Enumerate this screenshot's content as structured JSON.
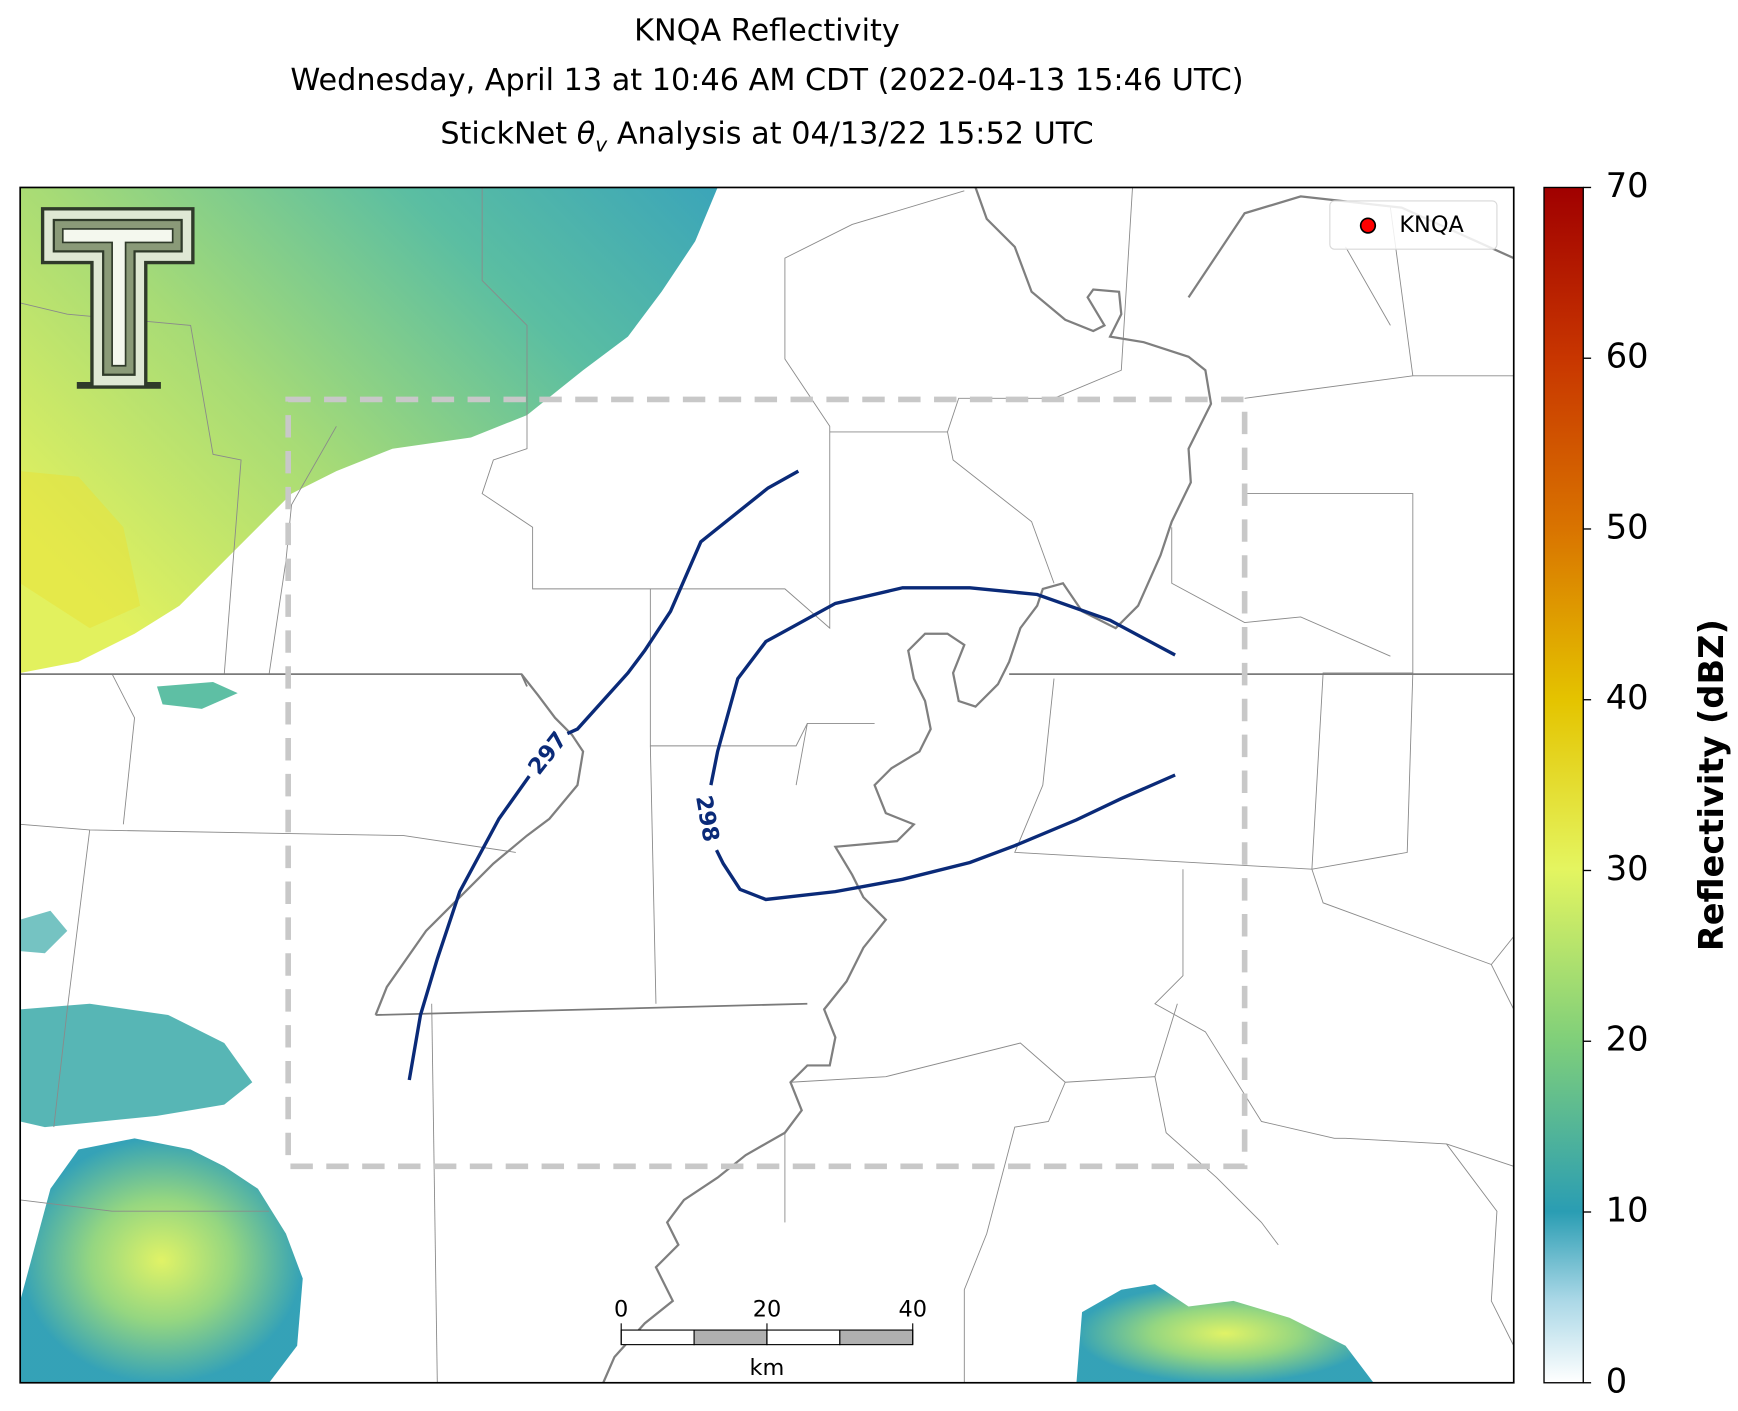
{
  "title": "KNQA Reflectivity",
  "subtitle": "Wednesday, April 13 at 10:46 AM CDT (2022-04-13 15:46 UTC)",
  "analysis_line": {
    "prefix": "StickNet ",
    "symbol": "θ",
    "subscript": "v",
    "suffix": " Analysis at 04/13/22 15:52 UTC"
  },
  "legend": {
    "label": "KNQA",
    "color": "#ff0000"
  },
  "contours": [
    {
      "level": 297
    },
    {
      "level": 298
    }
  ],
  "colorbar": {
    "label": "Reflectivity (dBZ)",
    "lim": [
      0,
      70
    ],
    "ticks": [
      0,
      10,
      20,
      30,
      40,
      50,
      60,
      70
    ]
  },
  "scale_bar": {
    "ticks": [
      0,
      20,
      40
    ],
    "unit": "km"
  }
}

__________

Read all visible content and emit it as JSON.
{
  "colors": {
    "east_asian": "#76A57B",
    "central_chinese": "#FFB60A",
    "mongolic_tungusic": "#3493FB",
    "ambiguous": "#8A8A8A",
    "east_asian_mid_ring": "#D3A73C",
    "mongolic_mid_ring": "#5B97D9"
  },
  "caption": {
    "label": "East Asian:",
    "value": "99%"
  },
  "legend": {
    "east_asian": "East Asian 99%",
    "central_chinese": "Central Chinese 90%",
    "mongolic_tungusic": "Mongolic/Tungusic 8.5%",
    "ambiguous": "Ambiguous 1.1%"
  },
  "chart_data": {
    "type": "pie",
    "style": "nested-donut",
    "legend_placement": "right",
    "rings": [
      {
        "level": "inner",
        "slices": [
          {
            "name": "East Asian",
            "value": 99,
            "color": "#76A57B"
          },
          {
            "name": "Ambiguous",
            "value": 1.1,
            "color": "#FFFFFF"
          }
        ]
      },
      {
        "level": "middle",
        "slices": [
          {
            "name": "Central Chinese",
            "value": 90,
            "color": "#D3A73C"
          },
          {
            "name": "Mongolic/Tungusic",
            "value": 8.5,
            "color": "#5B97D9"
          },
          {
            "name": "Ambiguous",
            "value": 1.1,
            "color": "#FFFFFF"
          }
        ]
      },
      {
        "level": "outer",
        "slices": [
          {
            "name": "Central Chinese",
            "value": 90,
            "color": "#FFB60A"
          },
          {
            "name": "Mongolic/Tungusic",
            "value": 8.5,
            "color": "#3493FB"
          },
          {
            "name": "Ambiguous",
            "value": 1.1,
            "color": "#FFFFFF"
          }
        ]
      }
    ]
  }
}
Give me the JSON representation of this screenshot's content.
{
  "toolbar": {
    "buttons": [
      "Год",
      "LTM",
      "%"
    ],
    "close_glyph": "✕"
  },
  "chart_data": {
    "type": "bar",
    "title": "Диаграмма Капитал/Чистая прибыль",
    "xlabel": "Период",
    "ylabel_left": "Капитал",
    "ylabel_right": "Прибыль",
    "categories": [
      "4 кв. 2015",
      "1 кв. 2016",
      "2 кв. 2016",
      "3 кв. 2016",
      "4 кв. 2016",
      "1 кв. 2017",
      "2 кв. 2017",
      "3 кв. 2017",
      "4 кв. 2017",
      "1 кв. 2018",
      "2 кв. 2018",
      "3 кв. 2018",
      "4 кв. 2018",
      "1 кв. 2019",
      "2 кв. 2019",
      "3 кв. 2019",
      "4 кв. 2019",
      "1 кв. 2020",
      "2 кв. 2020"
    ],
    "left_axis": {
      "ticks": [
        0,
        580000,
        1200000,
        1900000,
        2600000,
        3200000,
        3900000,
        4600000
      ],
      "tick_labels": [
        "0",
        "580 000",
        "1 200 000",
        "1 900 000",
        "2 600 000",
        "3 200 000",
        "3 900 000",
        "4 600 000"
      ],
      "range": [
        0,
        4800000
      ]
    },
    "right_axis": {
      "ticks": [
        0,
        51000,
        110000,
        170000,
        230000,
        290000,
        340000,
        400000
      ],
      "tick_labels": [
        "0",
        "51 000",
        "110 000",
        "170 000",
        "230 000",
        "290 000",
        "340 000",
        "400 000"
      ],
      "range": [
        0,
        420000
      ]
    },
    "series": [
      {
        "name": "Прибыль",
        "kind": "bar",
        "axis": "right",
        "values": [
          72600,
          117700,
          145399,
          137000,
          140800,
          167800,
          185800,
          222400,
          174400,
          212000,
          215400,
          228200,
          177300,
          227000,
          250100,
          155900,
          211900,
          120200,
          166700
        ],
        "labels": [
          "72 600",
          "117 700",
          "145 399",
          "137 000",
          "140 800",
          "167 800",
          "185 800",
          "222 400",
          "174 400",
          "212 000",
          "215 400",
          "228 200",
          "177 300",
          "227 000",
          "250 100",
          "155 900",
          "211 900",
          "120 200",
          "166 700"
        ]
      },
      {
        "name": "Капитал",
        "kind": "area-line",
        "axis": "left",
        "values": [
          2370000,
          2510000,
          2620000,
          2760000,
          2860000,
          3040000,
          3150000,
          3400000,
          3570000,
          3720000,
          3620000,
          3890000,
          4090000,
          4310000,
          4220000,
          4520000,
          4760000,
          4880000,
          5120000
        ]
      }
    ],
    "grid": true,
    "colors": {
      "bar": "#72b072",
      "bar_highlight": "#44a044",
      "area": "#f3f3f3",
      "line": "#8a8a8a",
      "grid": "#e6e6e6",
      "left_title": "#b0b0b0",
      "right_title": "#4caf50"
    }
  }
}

__________

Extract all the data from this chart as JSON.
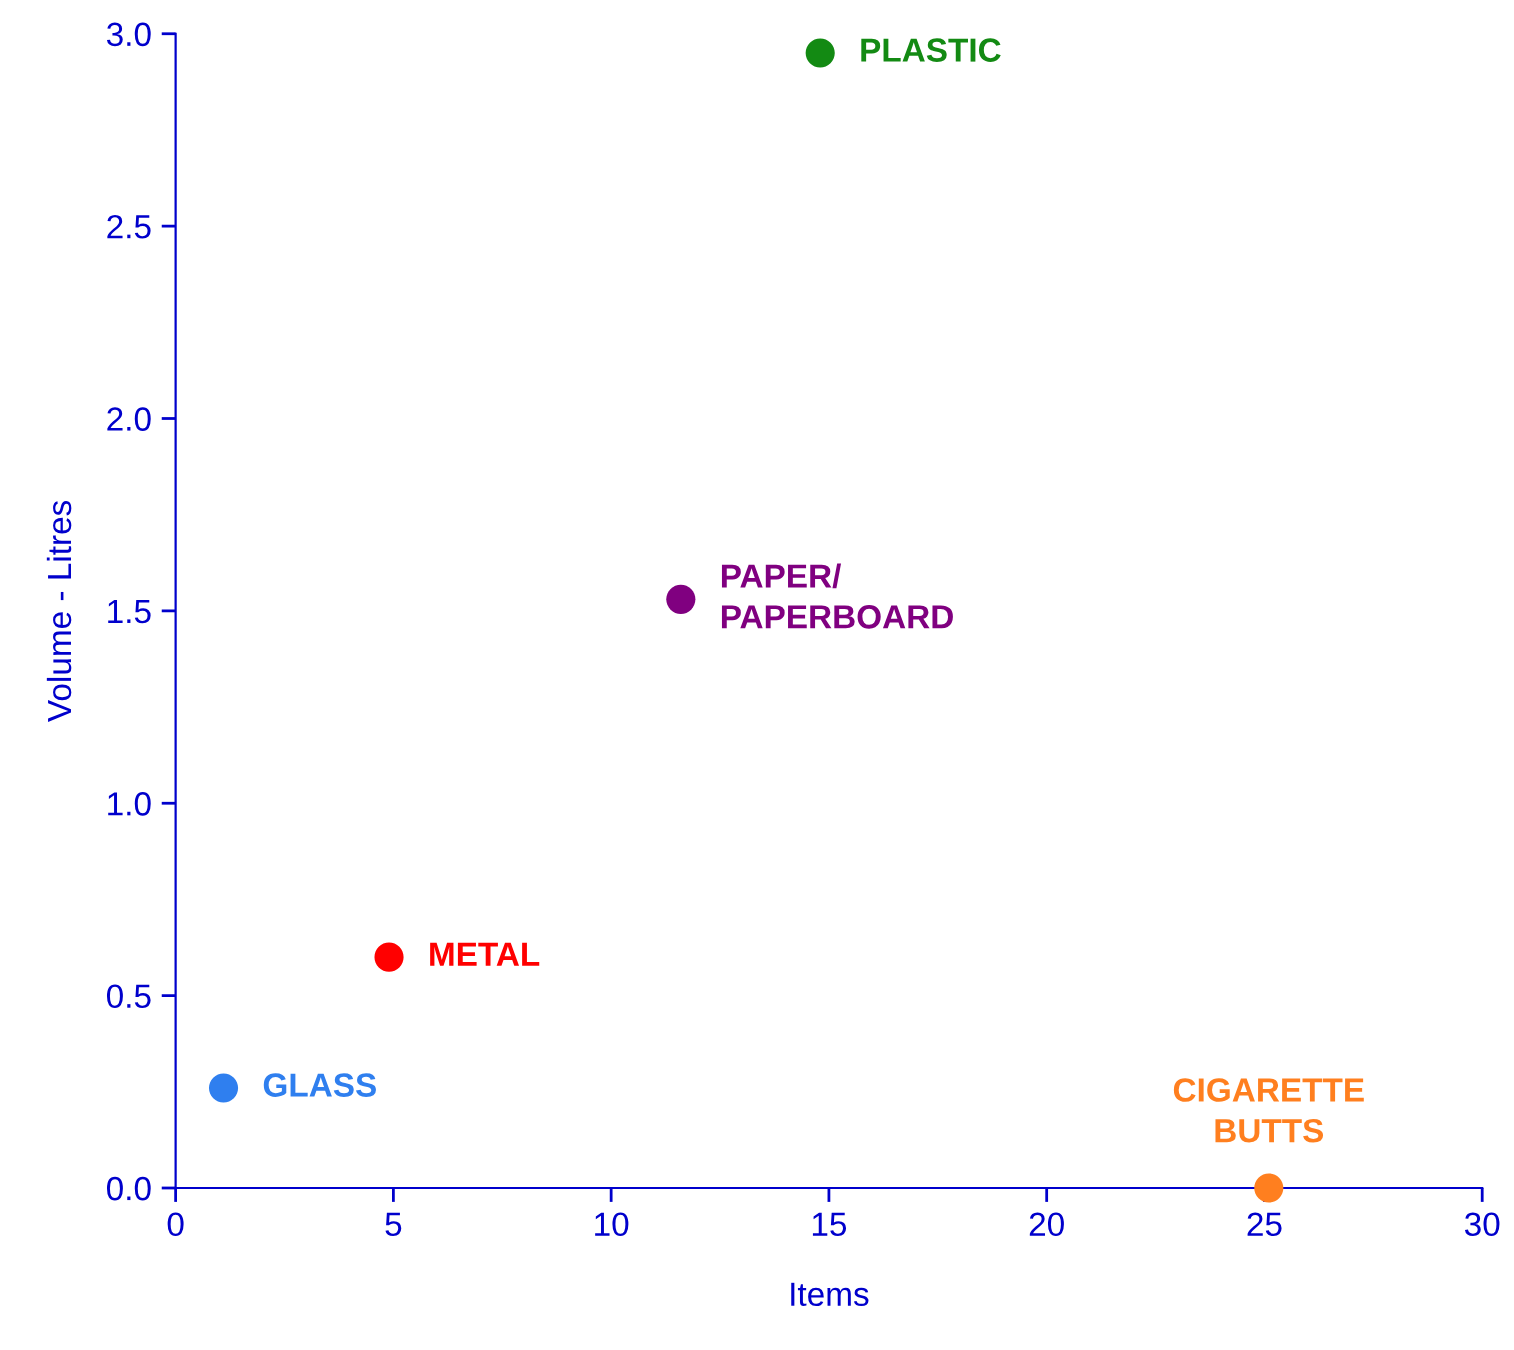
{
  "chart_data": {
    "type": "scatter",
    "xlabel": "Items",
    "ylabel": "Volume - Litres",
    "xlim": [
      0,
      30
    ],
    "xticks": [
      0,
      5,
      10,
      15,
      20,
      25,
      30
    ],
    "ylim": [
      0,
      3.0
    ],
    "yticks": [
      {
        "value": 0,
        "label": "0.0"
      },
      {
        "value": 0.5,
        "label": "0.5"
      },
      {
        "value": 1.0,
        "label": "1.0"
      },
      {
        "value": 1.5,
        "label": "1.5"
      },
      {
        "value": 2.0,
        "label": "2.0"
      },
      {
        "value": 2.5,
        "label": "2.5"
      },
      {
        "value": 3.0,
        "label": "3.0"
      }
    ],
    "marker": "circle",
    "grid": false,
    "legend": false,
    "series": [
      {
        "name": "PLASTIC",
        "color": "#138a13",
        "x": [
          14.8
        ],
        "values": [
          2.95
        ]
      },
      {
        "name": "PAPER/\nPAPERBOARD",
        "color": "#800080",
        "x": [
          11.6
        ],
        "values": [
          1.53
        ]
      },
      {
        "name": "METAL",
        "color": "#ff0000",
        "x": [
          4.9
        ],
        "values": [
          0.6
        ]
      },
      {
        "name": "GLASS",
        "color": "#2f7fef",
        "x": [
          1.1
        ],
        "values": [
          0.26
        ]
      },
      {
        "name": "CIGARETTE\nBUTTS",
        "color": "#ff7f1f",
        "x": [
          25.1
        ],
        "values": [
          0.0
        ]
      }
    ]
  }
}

__________

Search the material above for "JSON". Pull out each line where it shows up.

Enumerate this screenshot's content as structured JSON.
Read all visible content and emit it as JSON.
Give me the JSON representation of this screenshot's content.
Extract all the data from this chart as JSON.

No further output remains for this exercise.